━━━━━ Extracted information
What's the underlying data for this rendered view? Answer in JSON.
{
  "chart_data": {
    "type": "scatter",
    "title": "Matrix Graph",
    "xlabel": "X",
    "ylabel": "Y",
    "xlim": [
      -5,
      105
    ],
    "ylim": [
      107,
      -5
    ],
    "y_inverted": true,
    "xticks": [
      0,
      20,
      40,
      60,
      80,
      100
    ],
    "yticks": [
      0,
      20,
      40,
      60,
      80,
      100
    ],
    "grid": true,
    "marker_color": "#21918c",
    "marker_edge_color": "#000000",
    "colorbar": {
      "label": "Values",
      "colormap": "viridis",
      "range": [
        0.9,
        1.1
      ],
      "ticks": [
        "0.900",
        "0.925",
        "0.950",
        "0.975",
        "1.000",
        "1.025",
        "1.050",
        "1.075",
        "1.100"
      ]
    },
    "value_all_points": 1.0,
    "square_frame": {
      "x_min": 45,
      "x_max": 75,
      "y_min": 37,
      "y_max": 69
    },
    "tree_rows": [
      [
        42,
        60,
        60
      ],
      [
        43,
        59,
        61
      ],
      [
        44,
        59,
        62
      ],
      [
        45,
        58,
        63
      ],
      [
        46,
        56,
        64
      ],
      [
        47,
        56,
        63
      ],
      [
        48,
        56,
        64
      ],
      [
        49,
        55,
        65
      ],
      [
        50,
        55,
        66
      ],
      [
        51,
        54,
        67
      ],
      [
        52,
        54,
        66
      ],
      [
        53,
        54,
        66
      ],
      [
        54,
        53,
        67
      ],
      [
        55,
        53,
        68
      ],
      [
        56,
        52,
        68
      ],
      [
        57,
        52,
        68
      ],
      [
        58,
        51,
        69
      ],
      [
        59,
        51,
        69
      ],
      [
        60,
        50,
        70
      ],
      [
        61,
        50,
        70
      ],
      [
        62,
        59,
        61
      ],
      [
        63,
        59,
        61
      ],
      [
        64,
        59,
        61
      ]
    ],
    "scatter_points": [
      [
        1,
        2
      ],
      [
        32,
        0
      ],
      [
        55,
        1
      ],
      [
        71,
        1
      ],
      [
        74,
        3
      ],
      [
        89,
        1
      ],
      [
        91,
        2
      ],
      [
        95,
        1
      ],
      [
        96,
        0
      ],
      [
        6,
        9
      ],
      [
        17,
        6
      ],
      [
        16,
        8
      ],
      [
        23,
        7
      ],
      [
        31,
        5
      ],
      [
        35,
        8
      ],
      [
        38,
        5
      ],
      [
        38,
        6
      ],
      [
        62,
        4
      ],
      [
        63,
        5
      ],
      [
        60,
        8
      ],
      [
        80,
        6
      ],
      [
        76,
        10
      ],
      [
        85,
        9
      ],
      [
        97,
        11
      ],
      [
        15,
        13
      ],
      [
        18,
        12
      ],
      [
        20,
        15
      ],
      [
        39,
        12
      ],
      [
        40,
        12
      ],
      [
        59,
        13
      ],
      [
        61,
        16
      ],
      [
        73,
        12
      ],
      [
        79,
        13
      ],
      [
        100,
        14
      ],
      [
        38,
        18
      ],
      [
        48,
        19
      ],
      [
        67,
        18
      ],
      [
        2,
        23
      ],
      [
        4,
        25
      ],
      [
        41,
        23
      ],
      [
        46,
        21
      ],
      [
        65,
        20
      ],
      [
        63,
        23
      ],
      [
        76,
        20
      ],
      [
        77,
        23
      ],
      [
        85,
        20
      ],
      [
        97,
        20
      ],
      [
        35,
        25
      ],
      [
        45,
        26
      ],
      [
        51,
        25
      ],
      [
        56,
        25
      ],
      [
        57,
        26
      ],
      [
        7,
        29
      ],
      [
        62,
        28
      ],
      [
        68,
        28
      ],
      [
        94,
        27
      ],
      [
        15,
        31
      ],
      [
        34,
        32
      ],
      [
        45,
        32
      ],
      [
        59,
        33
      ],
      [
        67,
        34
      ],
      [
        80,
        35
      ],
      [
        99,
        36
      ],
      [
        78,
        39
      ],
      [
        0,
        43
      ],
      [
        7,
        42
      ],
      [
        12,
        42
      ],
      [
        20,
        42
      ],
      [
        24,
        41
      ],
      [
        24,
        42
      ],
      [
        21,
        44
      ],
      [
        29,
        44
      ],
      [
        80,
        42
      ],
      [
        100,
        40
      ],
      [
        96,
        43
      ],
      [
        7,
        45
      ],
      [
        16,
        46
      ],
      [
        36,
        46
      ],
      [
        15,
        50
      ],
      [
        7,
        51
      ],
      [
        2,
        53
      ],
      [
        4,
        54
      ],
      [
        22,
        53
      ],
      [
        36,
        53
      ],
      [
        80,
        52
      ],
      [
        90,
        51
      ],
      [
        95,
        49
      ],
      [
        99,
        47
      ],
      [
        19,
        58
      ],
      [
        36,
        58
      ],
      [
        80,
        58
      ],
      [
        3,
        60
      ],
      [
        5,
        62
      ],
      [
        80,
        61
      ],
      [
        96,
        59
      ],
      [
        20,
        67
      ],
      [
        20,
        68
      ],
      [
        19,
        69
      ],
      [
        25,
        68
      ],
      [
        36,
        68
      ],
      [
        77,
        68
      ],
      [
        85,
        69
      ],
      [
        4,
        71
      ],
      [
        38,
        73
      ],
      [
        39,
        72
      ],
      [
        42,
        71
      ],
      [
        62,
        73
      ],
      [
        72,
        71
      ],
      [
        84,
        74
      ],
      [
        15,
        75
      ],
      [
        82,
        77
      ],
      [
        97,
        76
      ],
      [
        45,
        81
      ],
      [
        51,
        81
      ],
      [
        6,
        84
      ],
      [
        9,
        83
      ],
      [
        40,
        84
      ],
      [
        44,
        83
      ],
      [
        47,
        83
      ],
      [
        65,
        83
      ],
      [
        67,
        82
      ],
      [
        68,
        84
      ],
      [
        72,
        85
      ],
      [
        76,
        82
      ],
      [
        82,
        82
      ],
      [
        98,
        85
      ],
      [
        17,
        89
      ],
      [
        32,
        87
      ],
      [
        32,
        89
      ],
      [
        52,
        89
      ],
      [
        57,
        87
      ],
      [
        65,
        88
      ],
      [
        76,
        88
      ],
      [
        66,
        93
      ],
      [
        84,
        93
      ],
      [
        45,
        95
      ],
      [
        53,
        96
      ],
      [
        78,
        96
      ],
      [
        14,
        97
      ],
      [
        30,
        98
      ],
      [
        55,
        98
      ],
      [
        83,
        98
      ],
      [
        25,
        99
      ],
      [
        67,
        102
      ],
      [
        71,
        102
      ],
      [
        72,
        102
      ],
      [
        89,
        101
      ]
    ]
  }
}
━━━━━━━━━━
» What the exercise asks:
Extract all of the data above and output it character for character.

» Response to the exercise:
What's the underlying data for this rendered view? Answer in JSON.
{
  "chart_data": {
    "type": "scatter",
    "title": "Matrix Graph",
    "xlabel": "X",
    "ylabel": "Y",
    "xlim": [
      -5,
      105
    ],
    "ylim": [
      107,
      -5
    ],
    "y_inverted": true,
    "xticks": [
      0,
      20,
      40,
      60,
      80,
      100
    ],
    "yticks": [
      0,
      20,
      40,
      60,
      80,
      100
    ],
    "grid": true,
    "marker_color": "#21918c",
    "marker_edge_color": "#000000",
    "colorbar": {
      "label": "Values",
      "colormap": "viridis",
      "range": [
        0.9,
        1.1
      ],
      "ticks": [
        "0.900",
        "0.925",
        "0.950",
        "0.975",
        "1.000",
        "1.025",
        "1.050",
        "1.075",
        "1.100"
      ]
    },
    "value_all_points": 1.0,
    "square_frame": {
      "x_min": 45,
      "x_max": 75,
      "y_min": 37,
      "y_max": 69
    },
    "tree_rows": [
      [
        42,
        60,
        60
      ],
      [
        43,
        59,
        61
      ],
      [
        44,
        59,
        62
      ],
      [
        45,
        58,
        63
      ],
      [
        46,
        56,
        64
      ],
      [
        47,
        56,
        63
      ],
      [
        48,
        56,
        64
      ],
      [
        49,
        55,
        65
      ],
      [
        50,
        55,
        66
      ],
      [
        51,
        54,
        67
      ],
      [
        52,
        54,
        66
      ],
      [
        53,
        54,
        66
      ],
      [
        54,
        53,
        67
      ],
      [
        55,
        53,
        68
      ],
      [
        56,
        52,
        68
      ],
      [
        57,
        52,
        68
      ],
      [
        58,
        51,
        69
      ],
      [
        59,
        51,
        69
      ],
      [
        60,
        50,
        70
      ],
      [
        61,
        50,
        70
      ],
      [
        62,
        59,
        61
      ],
      [
        63,
        59,
        61
      ],
      [
        64,
        59,
        61
      ]
    ],
    "scatter_points": [
      [
        1,
        2
      ],
      [
        32,
        0
      ],
      [
        55,
        1
      ],
      [
        71,
        1
      ],
      [
        74,
        3
      ],
      [
        89,
        1
      ],
      [
        91,
        2
      ],
      [
        95,
        1
      ],
      [
        96,
        0
      ],
      [
        6,
        9
      ],
      [
        17,
        6
      ],
      [
        16,
        8
      ],
      [
        23,
        7
      ],
      [
        31,
        5
      ],
      [
        35,
        8
      ],
      [
        38,
        5
      ],
      [
        38,
        6
      ],
      [
        62,
        4
      ],
      [
        63,
        5
      ],
      [
        60,
        8
      ],
      [
        80,
        6
      ],
      [
        76,
        10
      ],
      [
        85,
        9
      ],
      [
        97,
        11
      ],
      [
        15,
        13
      ],
      [
        18,
        12
      ],
      [
        20,
        15
      ],
      [
        39,
        12
      ],
      [
        40,
        12
      ],
      [
        59,
        13
      ],
      [
        61,
        16
      ],
      [
        73,
        12
      ],
      [
        79,
        13
      ],
      [
        100,
        14
      ],
      [
        38,
        18
      ],
      [
        48,
        19
      ],
      [
        67,
        18
      ],
      [
        2,
        23
      ],
      [
        4,
        25
      ],
      [
        41,
        23
      ],
      [
        46,
        21
      ],
      [
        65,
        20
      ],
      [
        63,
        23
      ],
      [
        76,
        20
      ],
      [
        77,
        23
      ],
      [
        85,
        20
      ],
      [
        97,
        20
      ],
      [
        35,
        25
      ],
      [
        45,
        26
      ],
      [
        51,
        25
      ],
      [
        56,
        25
      ],
      [
        57,
        26
      ],
      [
        7,
        29
      ],
      [
        62,
        28
      ],
      [
        68,
        28
      ],
      [
        94,
        27
      ],
      [
        15,
        31
      ],
      [
        34,
        32
      ],
      [
        45,
        32
      ],
      [
        59,
        33
      ],
      [
        67,
        34
      ],
      [
        80,
        35
      ],
      [
        99,
        36
      ],
      [
        78,
        39
      ],
      [
        0,
        43
      ],
      [
        7,
        42
      ],
      [
        12,
        42
      ],
      [
        20,
        42
      ],
      [
        24,
        41
      ],
      [
        24,
        42
      ],
      [
        21,
        44
      ],
      [
        29,
        44
      ],
      [
        80,
        42
      ],
      [
        100,
        40
      ],
      [
        96,
        43
      ],
      [
        7,
        45
      ],
      [
        16,
        46
      ],
      [
        36,
        46
      ],
      [
        15,
        50
      ],
      [
        7,
        51
      ],
      [
        2,
        53
      ],
      [
        4,
        54
      ],
      [
        22,
        53
      ],
      [
        36,
        53
      ],
      [
        80,
        52
      ],
      [
        90,
        51
      ],
      [
        95,
        49
      ],
      [
        99,
        47
      ],
      [
        19,
        58
      ],
      [
        36,
        58
      ],
      [
        80,
        58
      ],
      [
        3,
        60
      ],
      [
        5,
        62
      ],
      [
        80,
        61
      ],
      [
        96,
        59
      ],
      [
        20,
        67
      ],
      [
        20,
        68
      ],
      [
        19,
        69
      ],
      [
        25,
        68
      ],
      [
        36,
        68
      ],
      [
        77,
        68
      ],
      [
        85,
        69
      ],
      [
        4,
        71
      ],
      [
        38,
        73
      ],
      [
        39,
        72
      ],
      [
        42,
        71
      ],
      [
        62,
        73
      ],
      [
        72,
        71
      ],
      [
        84,
        74
      ],
      [
        15,
        75
      ],
      [
        82,
        77
      ],
      [
        97,
        76
      ],
      [
        45,
        81
      ],
      [
        51,
        81
      ],
      [
        6,
        84
      ],
      [
        9,
        83
      ],
      [
        40,
        84
      ],
      [
        44,
        83
      ],
      [
        47,
        83
      ],
      [
        65,
        83
      ],
      [
        67,
        82
      ],
      [
        68,
        84
      ],
      [
        72,
        85
      ],
      [
        76,
        82
      ],
      [
        82,
        82
      ],
      [
        98,
        85
      ],
      [
        17,
        89
      ],
      [
        32,
        87
      ],
      [
        32,
        89
      ],
      [
        52,
        89
      ],
      [
        57,
        87
      ],
      [
        65,
        88
      ],
      [
        76,
        88
      ],
      [
        66,
        93
      ],
      [
        84,
        93
      ],
      [
        45,
        95
      ],
      [
        53,
        96
      ],
      [
        78,
        96
      ],
      [
        14,
        97
      ],
      [
        30,
        98
      ],
      [
        55,
        98
      ],
      [
        83,
        98
      ],
      [
        25,
        99
      ],
      [
        67,
        102
      ],
      [
        71,
        102
      ],
      [
        72,
        102
      ],
      [
        89,
        101
      ]
    ]
  }
}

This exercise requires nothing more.